------ 本文抜粋 ------
Google Circle to Searchアップデート、画像内の複数アイテムを一括検索できる新機能を追加

[レベル: 中級]

Google は Circle to Search(かこって検索)をアップデートし、複数オブジェクトの画像検索に対応させました。
このアップデートにより Circle to Search は、1 枚の画像内の複数のアイテムを同時に識別し検索できます。

スクリーン内で囲った複数オブジェクトを同時検索

これまでは、指で囲うあるいは指でなぞった単一のオブジェクトが Circle to Search の検索対象でした。
これが、囲った範囲の中に含まれる複数のオブジェクトを同時に認識し、検索対象にできます。

次のような例を Google は挙げています。

  • 複数の魚の種類を一度に識別する ―― カラフルな魚の写真を囲んで「これらの魚はすべて何という種類で、どのように共存しているのか?」と質問する。Circle to Search は ハナメフグや ミズクラゲなどの種を識別し、それらの生態系における関係を説明し、関連リソースへのリンクを提供する。
------ 参考資料 ------
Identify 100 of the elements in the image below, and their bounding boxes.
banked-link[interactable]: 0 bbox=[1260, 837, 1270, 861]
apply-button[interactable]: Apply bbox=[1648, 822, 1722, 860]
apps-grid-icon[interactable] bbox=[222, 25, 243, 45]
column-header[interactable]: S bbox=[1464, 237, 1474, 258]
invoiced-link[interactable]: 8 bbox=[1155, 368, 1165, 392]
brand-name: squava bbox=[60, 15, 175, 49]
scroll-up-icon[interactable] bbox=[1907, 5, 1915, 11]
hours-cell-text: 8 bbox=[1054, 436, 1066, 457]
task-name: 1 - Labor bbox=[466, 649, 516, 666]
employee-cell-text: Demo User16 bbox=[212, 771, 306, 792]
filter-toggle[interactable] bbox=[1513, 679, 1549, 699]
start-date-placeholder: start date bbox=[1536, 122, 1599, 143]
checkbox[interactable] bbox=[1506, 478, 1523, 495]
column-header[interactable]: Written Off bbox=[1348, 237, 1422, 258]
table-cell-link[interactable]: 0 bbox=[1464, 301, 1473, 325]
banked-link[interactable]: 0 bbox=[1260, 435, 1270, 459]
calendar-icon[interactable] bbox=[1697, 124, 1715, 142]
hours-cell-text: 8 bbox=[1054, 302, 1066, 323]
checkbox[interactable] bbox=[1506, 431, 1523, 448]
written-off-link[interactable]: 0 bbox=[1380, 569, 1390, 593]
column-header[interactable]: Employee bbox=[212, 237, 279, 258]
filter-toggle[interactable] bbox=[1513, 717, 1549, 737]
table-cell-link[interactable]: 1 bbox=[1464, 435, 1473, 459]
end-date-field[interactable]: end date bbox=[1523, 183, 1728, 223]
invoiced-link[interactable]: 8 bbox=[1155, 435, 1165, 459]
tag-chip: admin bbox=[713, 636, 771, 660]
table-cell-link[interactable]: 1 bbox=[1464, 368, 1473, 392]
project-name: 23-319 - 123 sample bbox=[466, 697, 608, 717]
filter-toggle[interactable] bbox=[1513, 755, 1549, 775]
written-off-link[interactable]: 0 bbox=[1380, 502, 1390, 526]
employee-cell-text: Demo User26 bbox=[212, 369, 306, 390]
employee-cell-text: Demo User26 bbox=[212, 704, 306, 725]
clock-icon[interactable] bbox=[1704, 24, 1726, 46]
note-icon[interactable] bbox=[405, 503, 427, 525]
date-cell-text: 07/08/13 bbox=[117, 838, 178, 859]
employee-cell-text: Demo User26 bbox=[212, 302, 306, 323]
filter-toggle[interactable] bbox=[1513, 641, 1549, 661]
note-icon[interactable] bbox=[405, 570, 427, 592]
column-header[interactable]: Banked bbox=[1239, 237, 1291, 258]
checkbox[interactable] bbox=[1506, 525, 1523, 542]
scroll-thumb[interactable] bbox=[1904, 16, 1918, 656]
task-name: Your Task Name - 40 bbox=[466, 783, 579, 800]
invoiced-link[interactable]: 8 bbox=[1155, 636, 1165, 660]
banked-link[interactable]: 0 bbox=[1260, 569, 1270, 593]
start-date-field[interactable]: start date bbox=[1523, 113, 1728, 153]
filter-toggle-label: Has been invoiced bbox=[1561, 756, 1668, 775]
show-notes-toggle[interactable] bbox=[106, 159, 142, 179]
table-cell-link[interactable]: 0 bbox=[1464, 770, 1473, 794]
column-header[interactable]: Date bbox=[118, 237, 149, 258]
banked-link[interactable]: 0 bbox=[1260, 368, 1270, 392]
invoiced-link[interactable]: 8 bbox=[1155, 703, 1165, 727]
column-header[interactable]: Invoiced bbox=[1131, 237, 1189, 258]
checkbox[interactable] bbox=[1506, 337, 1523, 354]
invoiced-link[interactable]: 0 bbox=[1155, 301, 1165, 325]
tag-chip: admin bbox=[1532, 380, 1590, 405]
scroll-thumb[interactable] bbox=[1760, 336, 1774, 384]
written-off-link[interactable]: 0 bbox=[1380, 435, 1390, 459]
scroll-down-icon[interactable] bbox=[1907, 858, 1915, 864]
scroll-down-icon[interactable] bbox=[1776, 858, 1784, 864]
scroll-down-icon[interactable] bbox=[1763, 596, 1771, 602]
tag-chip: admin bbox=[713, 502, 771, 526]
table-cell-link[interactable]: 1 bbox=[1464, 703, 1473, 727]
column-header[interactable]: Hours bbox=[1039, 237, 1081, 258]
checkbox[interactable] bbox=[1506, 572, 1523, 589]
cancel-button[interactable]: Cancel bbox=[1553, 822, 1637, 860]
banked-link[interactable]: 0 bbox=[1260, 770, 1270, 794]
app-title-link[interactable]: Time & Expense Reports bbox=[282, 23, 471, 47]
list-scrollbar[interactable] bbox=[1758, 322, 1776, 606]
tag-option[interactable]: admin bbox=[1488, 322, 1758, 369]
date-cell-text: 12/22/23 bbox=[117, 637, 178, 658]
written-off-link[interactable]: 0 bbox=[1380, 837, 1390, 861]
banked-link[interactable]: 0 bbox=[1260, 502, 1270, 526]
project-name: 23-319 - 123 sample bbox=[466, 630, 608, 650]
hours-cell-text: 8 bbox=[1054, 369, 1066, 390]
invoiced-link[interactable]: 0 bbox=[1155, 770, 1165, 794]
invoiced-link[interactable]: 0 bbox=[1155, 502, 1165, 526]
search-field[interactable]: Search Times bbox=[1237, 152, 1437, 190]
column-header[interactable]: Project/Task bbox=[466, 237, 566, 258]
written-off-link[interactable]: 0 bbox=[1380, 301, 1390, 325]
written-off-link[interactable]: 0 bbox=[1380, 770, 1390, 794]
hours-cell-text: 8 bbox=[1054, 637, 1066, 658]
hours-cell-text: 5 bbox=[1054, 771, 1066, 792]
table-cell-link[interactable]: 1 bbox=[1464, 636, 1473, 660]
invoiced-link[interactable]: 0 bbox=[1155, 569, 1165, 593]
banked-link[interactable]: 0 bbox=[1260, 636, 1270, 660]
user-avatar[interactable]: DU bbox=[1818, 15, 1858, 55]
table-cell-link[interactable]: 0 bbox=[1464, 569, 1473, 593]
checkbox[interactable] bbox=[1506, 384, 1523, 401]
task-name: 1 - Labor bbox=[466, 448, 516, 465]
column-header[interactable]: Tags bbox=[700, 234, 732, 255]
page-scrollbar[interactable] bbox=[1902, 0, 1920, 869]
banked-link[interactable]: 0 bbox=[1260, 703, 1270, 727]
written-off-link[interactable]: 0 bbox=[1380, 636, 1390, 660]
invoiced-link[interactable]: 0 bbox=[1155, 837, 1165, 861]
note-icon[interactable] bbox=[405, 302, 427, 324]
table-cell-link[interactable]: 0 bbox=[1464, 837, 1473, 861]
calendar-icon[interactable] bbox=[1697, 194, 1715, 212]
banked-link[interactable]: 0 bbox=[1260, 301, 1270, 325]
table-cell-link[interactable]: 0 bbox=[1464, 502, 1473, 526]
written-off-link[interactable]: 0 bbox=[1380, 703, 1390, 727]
------
» **課題の目的**
本文のうち「Google は Circle」で始まり「次のような例を Google は挙げています。」で終わる部分を、一字一句変えずに書き写して返しなさい。 上の資料は本文の内容とは関係がありません。

» **解答欄**
Google は Circle to Search(かこって検索)をアップデートし、複数オブジェクトの画像検索に対応させました。
このアップデートにより Circle to Search は、1 枚の画像内の複数のアイテムを同時に識別し検索できます。

スクリーン内で囲った複数オブジェクトを同時検索

これまでは、指で囲うあるいは指でなぞった単一のオブジェクトが Circle to Search の検索対象でした。
これが、囲った範囲の中に含まれる複数のオブジェクトを同時に認識し、検索対象にできます。

次のような例を Google は挙げています。